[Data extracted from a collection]
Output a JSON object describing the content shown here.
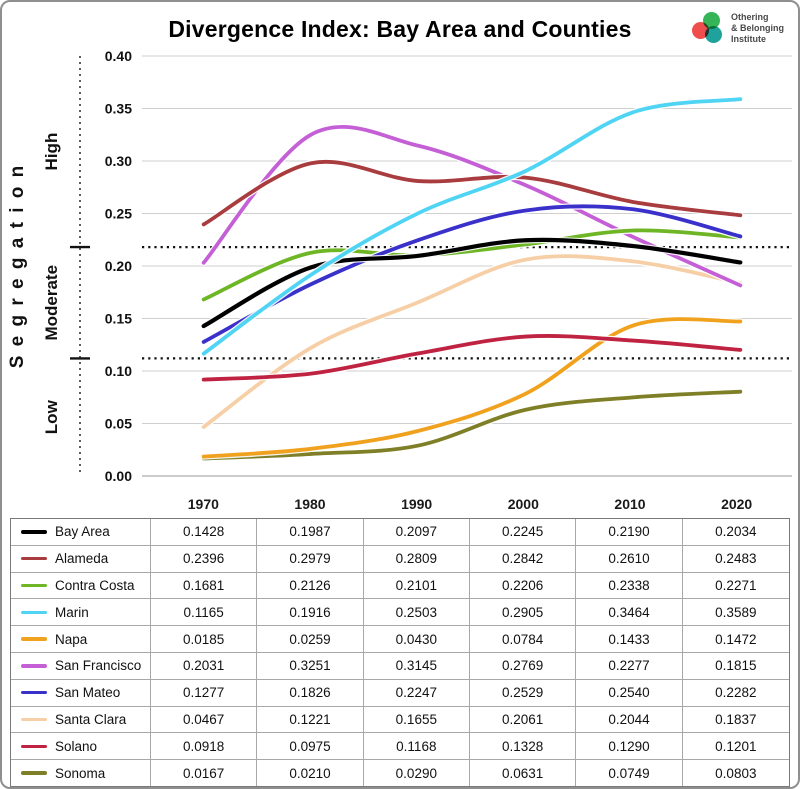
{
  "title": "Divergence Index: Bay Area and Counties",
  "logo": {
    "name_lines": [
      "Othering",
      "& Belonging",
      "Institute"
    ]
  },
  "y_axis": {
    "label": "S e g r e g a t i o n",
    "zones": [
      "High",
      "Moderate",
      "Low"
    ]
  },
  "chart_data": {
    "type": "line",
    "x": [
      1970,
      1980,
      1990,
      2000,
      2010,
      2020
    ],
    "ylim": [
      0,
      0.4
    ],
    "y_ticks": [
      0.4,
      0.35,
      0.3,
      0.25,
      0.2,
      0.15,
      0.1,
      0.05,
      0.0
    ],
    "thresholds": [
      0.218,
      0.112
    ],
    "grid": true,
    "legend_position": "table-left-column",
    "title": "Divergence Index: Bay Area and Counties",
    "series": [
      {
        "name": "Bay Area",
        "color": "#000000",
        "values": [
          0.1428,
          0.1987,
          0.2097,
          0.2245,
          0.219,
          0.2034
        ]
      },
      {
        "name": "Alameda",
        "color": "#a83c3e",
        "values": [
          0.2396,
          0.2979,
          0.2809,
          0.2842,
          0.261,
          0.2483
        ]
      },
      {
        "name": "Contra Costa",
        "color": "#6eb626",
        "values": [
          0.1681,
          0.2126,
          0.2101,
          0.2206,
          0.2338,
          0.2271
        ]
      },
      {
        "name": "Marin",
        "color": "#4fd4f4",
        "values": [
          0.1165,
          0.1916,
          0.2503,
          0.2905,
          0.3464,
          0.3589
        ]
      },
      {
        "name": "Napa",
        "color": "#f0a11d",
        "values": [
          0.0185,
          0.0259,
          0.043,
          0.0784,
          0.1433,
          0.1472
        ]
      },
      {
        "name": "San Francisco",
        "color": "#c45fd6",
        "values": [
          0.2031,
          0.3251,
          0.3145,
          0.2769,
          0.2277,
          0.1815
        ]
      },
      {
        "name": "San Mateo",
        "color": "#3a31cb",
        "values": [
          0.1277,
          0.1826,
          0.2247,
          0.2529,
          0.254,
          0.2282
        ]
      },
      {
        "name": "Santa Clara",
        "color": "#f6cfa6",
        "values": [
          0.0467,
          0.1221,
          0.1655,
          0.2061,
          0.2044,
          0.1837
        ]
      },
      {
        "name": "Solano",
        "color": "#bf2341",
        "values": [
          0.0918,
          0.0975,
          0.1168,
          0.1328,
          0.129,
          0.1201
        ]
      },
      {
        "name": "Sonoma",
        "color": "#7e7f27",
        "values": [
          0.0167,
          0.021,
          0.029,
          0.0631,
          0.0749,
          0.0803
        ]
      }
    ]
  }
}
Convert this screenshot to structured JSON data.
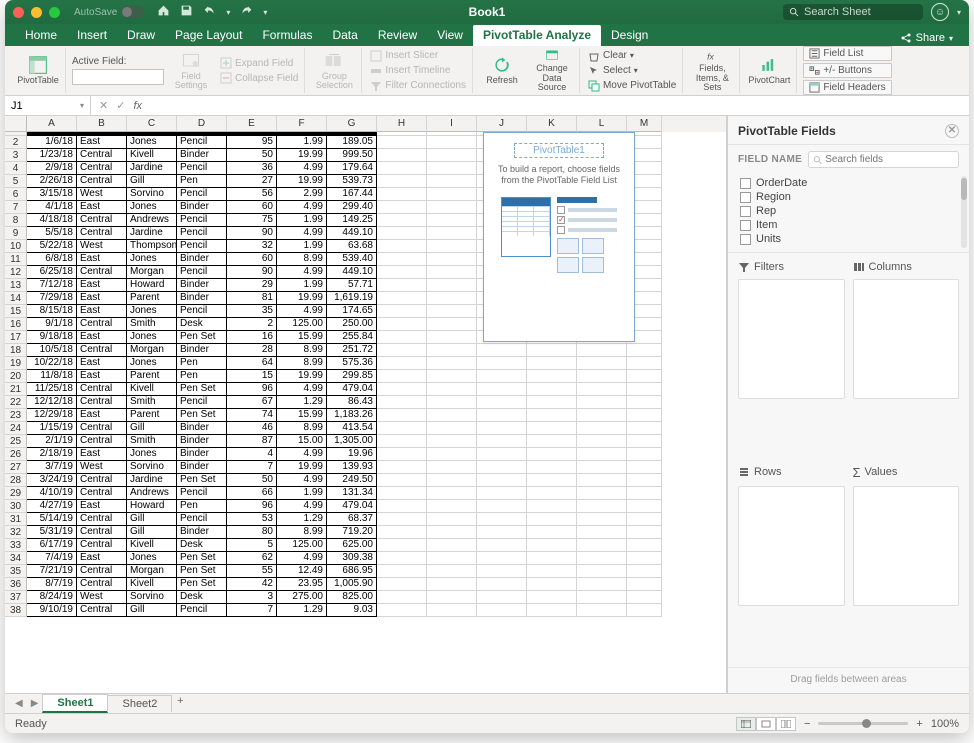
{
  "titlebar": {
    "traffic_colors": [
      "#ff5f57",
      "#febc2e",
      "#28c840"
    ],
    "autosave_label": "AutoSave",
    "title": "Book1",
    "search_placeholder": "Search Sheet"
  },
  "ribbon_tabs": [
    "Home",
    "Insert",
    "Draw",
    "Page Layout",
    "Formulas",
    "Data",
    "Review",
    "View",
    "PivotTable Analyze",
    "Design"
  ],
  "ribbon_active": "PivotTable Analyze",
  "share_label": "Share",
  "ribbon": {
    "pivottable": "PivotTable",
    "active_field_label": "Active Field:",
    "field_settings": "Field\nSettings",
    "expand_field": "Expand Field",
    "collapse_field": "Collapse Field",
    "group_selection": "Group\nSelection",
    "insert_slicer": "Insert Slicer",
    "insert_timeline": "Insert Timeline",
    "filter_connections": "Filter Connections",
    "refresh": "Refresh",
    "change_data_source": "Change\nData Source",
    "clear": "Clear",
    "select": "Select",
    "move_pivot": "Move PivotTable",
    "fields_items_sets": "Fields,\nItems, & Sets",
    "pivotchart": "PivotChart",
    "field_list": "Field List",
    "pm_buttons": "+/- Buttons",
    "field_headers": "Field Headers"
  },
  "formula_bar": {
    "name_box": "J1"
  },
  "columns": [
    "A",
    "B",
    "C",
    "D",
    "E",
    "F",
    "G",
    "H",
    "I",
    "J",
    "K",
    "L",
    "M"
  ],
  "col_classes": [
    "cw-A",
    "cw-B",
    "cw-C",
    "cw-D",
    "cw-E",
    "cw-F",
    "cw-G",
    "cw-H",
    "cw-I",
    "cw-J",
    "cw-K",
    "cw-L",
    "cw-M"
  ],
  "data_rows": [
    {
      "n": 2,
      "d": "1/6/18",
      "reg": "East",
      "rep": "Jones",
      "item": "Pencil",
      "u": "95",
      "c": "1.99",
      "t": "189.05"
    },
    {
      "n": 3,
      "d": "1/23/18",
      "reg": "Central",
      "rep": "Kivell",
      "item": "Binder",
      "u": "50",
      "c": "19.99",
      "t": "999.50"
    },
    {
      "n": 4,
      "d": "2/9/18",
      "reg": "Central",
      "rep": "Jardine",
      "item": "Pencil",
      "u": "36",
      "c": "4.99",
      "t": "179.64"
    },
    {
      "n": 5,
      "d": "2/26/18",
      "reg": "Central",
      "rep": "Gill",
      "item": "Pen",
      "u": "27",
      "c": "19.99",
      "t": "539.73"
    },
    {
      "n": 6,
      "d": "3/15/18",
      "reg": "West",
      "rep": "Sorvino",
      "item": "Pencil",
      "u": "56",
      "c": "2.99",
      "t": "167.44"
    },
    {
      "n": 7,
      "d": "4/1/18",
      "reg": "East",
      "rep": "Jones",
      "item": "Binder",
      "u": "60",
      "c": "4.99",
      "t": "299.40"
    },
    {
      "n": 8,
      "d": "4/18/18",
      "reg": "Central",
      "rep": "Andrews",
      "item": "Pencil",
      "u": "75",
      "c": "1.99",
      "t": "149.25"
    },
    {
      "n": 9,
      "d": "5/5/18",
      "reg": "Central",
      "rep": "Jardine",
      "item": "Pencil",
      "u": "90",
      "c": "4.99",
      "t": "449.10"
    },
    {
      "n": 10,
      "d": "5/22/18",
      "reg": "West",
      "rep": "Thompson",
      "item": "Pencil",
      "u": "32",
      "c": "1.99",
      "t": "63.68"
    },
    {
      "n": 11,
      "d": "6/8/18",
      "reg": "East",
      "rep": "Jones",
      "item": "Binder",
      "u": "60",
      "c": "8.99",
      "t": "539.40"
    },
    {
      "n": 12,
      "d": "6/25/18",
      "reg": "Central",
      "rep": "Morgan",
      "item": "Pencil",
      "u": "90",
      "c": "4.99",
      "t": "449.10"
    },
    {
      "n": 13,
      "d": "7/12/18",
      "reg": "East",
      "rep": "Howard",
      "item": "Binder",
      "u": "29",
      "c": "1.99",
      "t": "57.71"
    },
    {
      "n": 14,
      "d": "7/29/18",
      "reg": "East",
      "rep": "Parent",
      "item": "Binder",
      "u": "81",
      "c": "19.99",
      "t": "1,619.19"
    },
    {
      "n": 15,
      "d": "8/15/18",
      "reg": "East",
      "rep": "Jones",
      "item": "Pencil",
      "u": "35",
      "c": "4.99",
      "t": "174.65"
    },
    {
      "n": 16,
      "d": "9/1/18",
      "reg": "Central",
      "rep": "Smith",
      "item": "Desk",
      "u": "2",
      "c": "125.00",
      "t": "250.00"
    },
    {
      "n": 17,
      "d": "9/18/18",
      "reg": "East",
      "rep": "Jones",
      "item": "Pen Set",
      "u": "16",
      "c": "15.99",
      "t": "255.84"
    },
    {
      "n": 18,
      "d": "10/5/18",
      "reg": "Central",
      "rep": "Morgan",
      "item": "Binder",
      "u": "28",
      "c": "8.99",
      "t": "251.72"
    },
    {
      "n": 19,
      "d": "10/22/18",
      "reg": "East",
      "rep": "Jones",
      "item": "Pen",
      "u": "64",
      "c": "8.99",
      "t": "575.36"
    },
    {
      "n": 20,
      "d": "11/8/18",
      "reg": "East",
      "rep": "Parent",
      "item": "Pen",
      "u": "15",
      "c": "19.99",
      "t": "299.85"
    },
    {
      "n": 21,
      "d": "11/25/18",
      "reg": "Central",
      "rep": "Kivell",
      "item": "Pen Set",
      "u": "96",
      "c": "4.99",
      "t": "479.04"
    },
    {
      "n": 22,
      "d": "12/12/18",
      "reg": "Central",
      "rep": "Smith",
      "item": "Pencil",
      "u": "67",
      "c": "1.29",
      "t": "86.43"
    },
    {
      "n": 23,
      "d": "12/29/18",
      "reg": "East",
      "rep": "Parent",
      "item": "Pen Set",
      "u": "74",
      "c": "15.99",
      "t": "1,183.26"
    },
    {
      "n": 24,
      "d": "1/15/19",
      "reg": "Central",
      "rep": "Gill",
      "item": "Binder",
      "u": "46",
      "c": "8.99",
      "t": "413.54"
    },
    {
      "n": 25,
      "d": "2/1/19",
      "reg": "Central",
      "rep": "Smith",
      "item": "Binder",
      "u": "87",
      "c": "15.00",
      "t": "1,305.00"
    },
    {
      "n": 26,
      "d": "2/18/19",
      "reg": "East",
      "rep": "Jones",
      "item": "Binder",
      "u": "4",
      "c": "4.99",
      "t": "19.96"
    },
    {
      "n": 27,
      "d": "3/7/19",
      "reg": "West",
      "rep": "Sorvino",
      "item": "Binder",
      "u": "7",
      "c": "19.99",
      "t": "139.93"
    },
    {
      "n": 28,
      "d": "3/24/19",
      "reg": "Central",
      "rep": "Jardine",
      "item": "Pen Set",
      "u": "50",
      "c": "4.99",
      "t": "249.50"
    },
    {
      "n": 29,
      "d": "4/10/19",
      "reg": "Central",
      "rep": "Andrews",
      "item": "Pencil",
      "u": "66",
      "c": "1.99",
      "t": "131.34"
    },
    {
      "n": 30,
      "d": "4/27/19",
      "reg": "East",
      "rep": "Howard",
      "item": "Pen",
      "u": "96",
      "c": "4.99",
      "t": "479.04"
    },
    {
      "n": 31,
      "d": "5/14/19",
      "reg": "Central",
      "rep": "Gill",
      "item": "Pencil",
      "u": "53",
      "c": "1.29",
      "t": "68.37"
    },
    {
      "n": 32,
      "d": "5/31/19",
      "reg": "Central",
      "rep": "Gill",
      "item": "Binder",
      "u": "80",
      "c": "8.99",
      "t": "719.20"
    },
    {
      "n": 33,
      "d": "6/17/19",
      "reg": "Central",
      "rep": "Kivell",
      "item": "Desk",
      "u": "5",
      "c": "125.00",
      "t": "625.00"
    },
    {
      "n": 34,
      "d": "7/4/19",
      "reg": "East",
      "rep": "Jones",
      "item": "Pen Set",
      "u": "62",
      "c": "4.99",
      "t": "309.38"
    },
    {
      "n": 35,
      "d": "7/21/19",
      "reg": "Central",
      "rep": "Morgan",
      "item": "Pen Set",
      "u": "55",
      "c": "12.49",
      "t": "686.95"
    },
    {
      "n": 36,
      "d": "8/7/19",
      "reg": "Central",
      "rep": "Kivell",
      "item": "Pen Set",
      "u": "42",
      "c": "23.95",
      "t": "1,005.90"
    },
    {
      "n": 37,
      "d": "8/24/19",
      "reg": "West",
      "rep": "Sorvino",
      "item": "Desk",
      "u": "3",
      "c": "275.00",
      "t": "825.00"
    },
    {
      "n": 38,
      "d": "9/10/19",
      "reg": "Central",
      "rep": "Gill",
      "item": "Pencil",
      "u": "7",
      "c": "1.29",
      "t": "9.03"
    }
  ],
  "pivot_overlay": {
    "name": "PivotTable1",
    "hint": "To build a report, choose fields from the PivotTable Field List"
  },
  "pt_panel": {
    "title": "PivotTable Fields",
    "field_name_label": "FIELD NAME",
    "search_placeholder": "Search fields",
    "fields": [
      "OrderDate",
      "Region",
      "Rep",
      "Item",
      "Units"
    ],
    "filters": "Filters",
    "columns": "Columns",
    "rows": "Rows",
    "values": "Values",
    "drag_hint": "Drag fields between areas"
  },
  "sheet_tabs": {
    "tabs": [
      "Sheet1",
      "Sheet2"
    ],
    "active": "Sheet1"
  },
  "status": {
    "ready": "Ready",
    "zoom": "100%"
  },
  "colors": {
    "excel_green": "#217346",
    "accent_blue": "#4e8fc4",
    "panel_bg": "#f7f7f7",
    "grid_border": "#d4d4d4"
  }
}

## Exercise task:
Scan the lines for the string "Index". Pick out every line that has it.

## Output:
  "title": "Divergence Index: Bay Area and Counties",
    "title": "Divergence Index: Bay Area and Counties",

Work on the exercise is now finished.